Data records:
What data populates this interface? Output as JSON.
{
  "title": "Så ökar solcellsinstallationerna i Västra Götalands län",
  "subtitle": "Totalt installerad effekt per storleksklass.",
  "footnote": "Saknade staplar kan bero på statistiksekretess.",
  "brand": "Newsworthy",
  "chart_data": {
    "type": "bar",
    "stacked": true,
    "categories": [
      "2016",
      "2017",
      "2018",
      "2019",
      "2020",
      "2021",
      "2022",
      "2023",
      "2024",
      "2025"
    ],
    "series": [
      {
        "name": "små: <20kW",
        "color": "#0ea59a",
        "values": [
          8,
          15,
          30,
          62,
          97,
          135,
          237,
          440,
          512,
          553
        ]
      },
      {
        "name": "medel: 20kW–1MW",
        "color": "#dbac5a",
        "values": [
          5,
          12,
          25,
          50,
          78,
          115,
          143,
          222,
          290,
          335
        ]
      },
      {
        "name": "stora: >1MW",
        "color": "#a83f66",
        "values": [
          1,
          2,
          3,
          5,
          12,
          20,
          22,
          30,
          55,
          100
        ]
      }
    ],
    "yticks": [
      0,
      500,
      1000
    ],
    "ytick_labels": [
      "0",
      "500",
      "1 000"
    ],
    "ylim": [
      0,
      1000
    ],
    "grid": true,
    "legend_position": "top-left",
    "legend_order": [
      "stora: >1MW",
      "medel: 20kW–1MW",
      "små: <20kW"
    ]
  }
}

- Instructions for the task
Look for the word "color" in every line of the listing and copy the lines that have it.

- Exercise solution
        "color": "#0ea59a",
        "color": "#dbac5a",
        "color": "#a83f66",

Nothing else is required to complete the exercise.